Task
Copy out the listing that follows exactly, dropping every picture.

Data supplied
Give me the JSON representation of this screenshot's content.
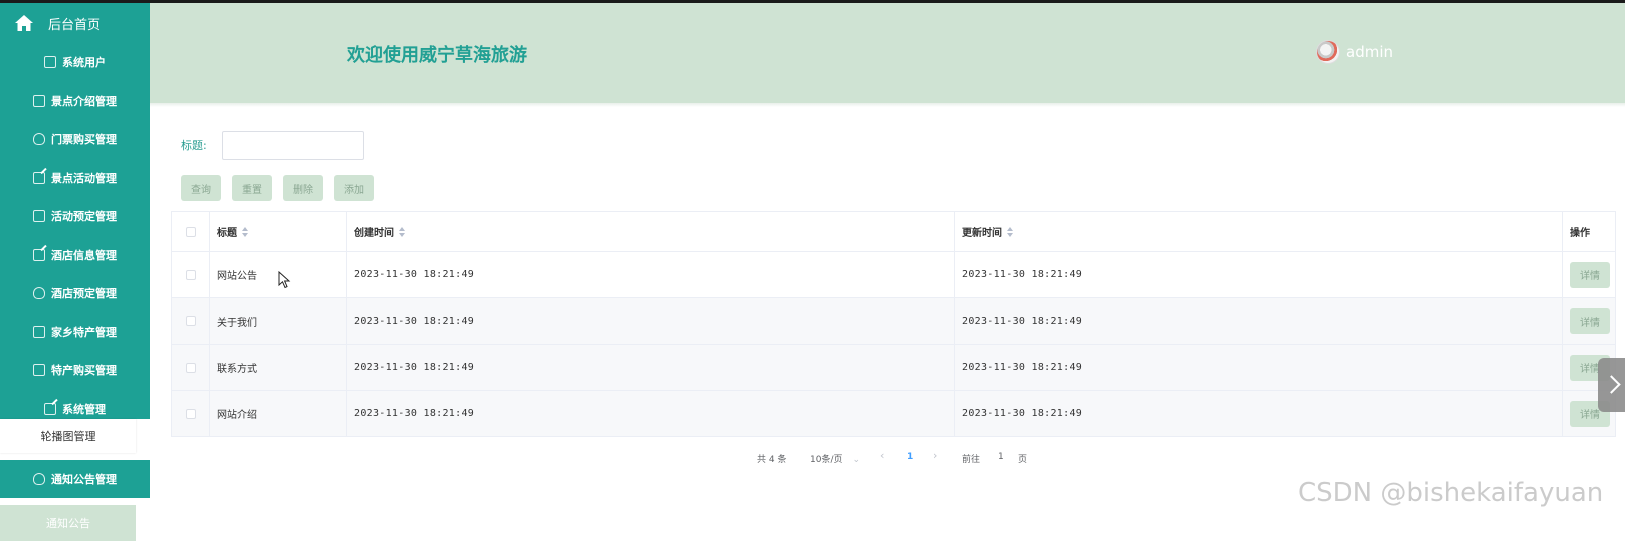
{
  "sidebar": {
    "home": "后台首页",
    "items": [
      {
        "label": "系统用户",
        "icon": "user-icon"
      },
      {
        "label": "景点介绍管理",
        "icon": "doc-icon"
      },
      {
        "label": "门票购买管理",
        "icon": "cloud-icon"
      },
      {
        "label": "景点活动管理",
        "icon": "edit-icon"
      },
      {
        "label": "活动预定管理",
        "icon": "doc-icon"
      },
      {
        "label": "酒店信息管理",
        "icon": "edit-icon"
      },
      {
        "label": "酒店预定管理",
        "icon": "cloud-icon"
      },
      {
        "label": "家乡特产管理",
        "icon": "doc-icon"
      },
      {
        "label": "特产购买管理",
        "icon": "user-icon"
      },
      {
        "label": "系统管理",
        "icon": "edit-icon"
      }
    ],
    "submenu": "轮播图管理",
    "notice": "通知公告管理",
    "notice_sub": "通知公告"
  },
  "header": {
    "welcome": "欢迎使用威宁草海旅游",
    "user": "admin"
  },
  "search": {
    "label": "标题:",
    "value": "",
    "buttons": [
      "查询",
      "重置",
      "删除",
      "添加"
    ]
  },
  "table": {
    "columns": [
      "标题",
      "创建时间",
      "更新时间",
      "操作"
    ],
    "rows": [
      {
        "title": "网站公告",
        "created": "2023-11-30 18:21:49",
        "updated": "2023-11-30 18:21:49",
        "action": "详情"
      },
      {
        "title": "关于我们",
        "created": "2023-11-30 18:21:49",
        "updated": "2023-11-30 18:21:49",
        "action": "详情"
      },
      {
        "title": "联系方式",
        "created": "2023-11-30 18:21:49",
        "updated": "2023-11-30 18:21:49",
        "action": "详情"
      },
      {
        "title": "网站介绍",
        "created": "2023-11-30 18:21:49",
        "updated": "2023-11-30 18:21:49",
        "action": "详情"
      }
    ]
  },
  "pagination": {
    "total": "共 4 条",
    "page_size": "10条/页",
    "current_page": "1",
    "goto_prefix": "前往",
    "goto_value": "1",
    "goto_suffix": "页"
  },
  "watermark": "CSDN @bishekaifayuan"
}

Full answer
Give me the JSON representation of this screenshot's content.
{
  "sidebar": {
    "home": "后台首页",
    "items": [
      {
        "label": "系统用户",
        "icon": "user-icon"
      },
      {
        "label": "景点介绍管理",
        "icon": "doc-icon"
      },
      {
        "label": "门票购买管理",
        "icon": "cloud-icon"
      },
      {
        "label": "景点活动管理",
        "icon": "edit-icon"
      },
      {
        "label": "活动预定管理",
        "icon": "doc-icon"
      },
      {
        "label": "酒店信息管理",
        "icon": "edit-icon"
      },
      {
        "label": "酒店预定管理",
        "icon": "cloud-icon"
      },
      {
        "label": "家乡特产管理",
        "icon": "doc-icon"
      },
      {
        "label": "特产购买管理",
        "icon": "user-icon"
      },
      {
        "label": "系统管理",
        "icon": "edit-icon"
      }
    ],
    "submenu": "轮播图管理",
    "notice": "通知公告管理",
    "notice_sub": "通知公告"
  },
  "header": {
    "welcome": "欢迎使用威宁草海旅游",
    "user": "admin"
  },
  "search": {
    "label": "标题:",
    "value": "",
    "buttons": [
      "查询",
      "重置",
      "删除",
      "添加"
    ]
  },
  "table": {
    "columns": [
      "标题",
      "创建时间",
      "更新时间",
      "操作"
    ],
    "rows": [
      {
        "title": "网站公告",
        "created": "2023-11-30 18:21:49",
        "updated": "2023-11-30 18:21:49",
        "action": "详情"
      },
      {
        "title": "关于我们",
        "created": "2023-11-30 18:21:49",
        "updated": "2023-11-30 18:21:49",
        "action": "详情"
      },
      {
        "title": "联系方式",
        "created": "2023-11-30 18:21:49",
        "updated": "2023-11-30 18:21:49",
        "action": "详情"
      },
      {
        "title": "网站介绍",
        "created": "2023-11-30 18:21:49",
        "updated": "2023-11-30 18:21:49",
        "action": "详情"
      }
    ]
  },
  "pagination": {
    "total": "共 4 条",
    "page_size": "10条/页",
    "current_page": "1",
    "goto_prefix": "前往",
    "goto_value": "1",
    "goto_suffix": "页"
  },
  "watermark": "CSDN @bishekaifayuan"
}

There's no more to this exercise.